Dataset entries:
------------------------------------------------------------------------
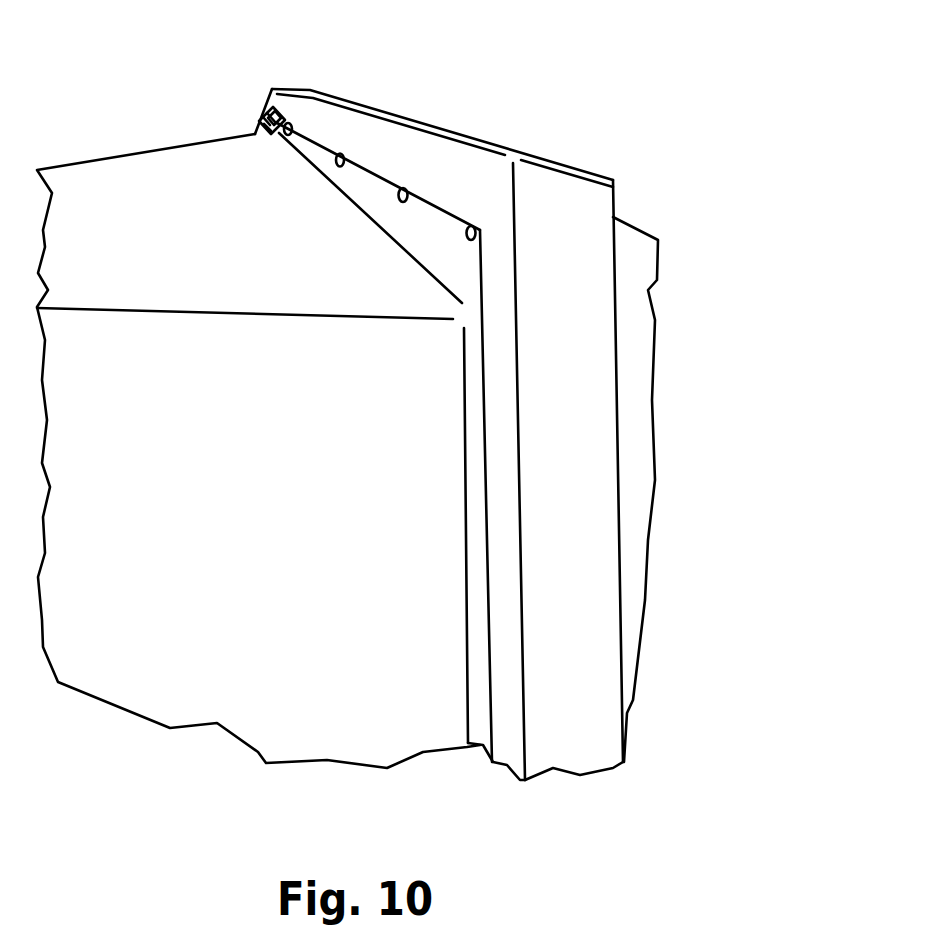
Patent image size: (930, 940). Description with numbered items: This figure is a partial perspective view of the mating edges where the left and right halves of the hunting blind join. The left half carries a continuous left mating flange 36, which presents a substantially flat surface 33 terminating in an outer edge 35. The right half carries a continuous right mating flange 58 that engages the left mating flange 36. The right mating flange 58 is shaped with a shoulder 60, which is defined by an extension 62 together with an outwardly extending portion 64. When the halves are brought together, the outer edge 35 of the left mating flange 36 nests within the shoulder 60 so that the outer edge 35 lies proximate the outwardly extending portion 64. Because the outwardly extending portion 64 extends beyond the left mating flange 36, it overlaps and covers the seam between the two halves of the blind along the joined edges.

The substantially flat surface 33 is at (288, 122).
The outer edge 35 is at (268, 122).
The left mating flange 36 is at (395, 399).
The right mating flange 58 is at (624, 465).
The shoulder 60 is at (264, 128).
The extension 62 is at (587, 310).
The outwardly extending portion 64 is at (350, 134).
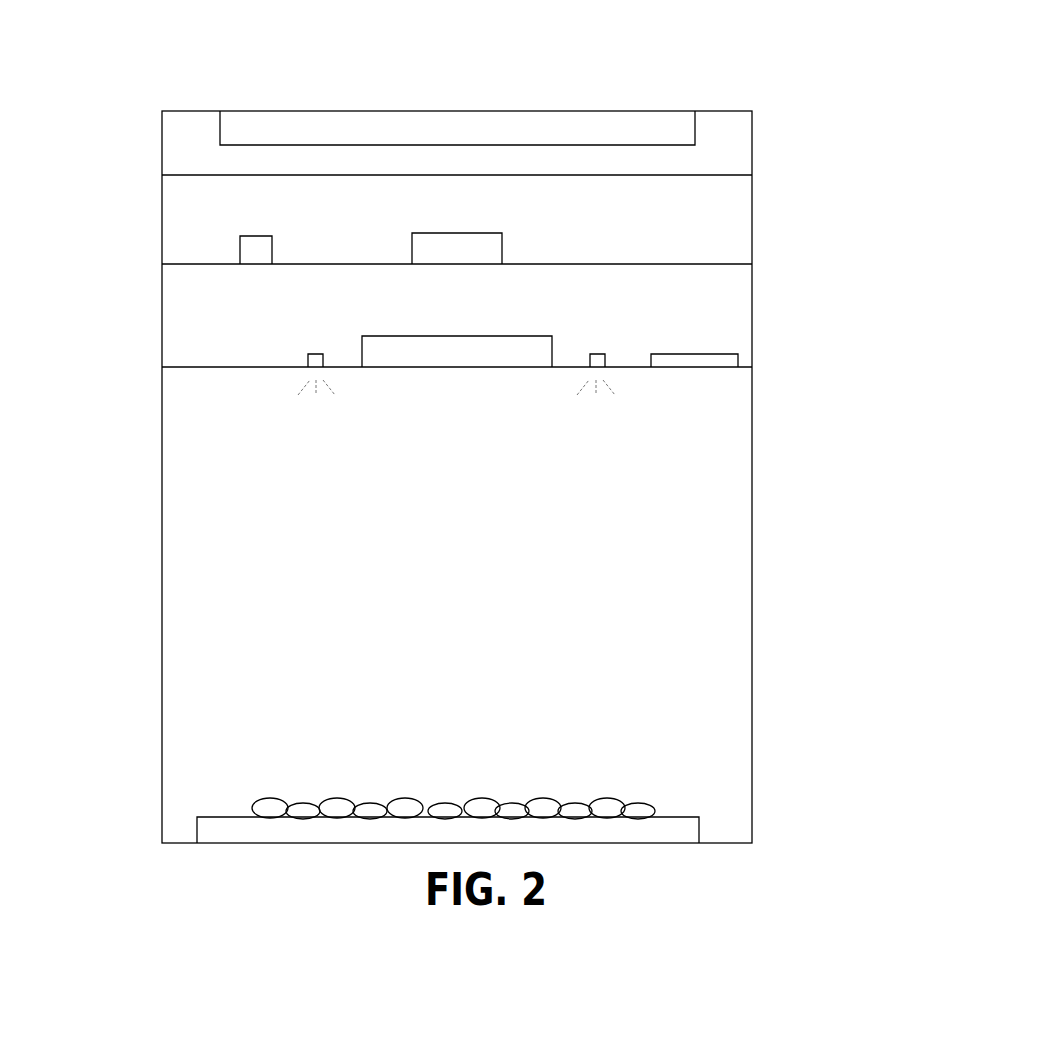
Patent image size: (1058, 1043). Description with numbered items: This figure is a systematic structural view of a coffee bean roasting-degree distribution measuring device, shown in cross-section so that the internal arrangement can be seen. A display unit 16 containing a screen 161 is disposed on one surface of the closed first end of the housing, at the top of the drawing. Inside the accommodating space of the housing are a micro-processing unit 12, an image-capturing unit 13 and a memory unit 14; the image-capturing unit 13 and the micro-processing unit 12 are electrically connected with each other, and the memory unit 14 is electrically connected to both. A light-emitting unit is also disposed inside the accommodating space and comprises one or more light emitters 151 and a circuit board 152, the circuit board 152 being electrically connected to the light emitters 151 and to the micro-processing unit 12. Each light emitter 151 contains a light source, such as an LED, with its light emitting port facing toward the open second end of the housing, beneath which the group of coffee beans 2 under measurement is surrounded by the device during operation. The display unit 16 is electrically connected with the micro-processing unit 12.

The display unit 16 is at (752, 147).
The screen 161 is at (590, 110).
The micro-processing unit 12 is at (457, 233).
The image-capturing unit 13 is at (457, 335).
The memory unit 14 is at (258, 237).
The light emitter 151 is at (313, 355).
The circuit board 152 is at (693, 353).
The coffee beans 2 is at (655, 808).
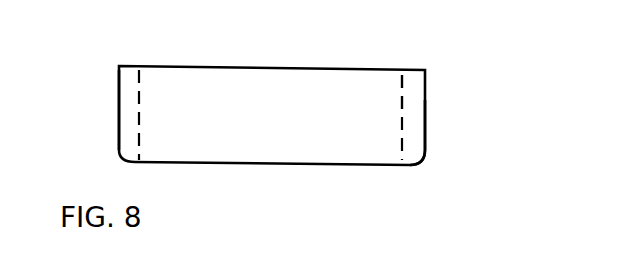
------------------------------------------------------------------------
What you have to do:
Present every line of the material above as a numbered list, skipping blank lines and omitting the pictures.

Full response:
1. Patent image size: (930, 940). Description with numbered items: This figure is a partial perspective view of the mating edges where the left and right halves of the hunting blind join. The left half carries a continuous left mating flange 36, which presents a substantially flat surface 33 terminating in an outer edge 35. The right half carries a continuous right mating flange 58 that engages the left mating flange 36. The right mating flange 58 is shaped with a shoulder 60, which is defined by an extension 62 together with an outwardly extending portion 64. When the halves are brought together, the outer edge 35 of the left mating flange 36 nests within the shoulder 60 so that the outer edge 35 lies proximate the outwardly extending portion 64. Because the outwardly extending portion 64 extends beyond the left mating flange 36, it overlaps and covers the seam between the two halves of the blind along the joined edges.
2. The substantially flat surface 33 is at (288, 122).
3. The outer edge 35 is at (268, 122).
4. The left mating flange 36 is at (395, 399).
5. The right mating flange 58 is at (624, 465).
6. The shoulder 60 is at (264, 128).
7. The extension 62 is at (587, 310).
8. The outwardly extending portion 64 is at (350, 134).
9. Patent image size: (1058, 1043). Description with numbered items: This figure is a systematic structural view of a coffee bean roasting-degree distribution measuring device, shown in cross-section so that the internal arrangement can be seen. A display unit 16 containing a screen 161 is disposed on one surface of the closed first end of the housing, at the top of the drawing. Inside the accommodating space of the housing are a micro-processing unit 12, an image-capturing unit 13 and a memory unit 14; the image-capturing unit 13 and the micro-processing unit 12 are electrically connected with each other, and the memory unit 14 is electrically connected to both. A light-emitting unit is also disposed inside the accommodating space and comprises one or more light emitters 151 and a circuit board 152, the circuit board 152 being electrically connected to the light emitters 151 and to the micro-processing unit 12. Each light emitter 151 contains a light source, such as an LED, with its light emitting port facing toward the open second end of the housing, beneath which the group of coffee beans 2 under measurement is surrounded by the device during operation. The display unit 16 is electrically connected with the micro-processing unit 12.
10. The display unit 16 is at (752, 147).
11. The screen 161 is at (590, 110).
12. The micro-processing unit 12 is at (457, 233).
13. The image-capturing unit 13 is at (457, 335).
14. The memory unit 14 is at (258, 237).
15. The light emitter 151 is at (313, 355).
16. The circuit board 152 is at (693, 353).
17. The coffee beans 2 is at (655, 808).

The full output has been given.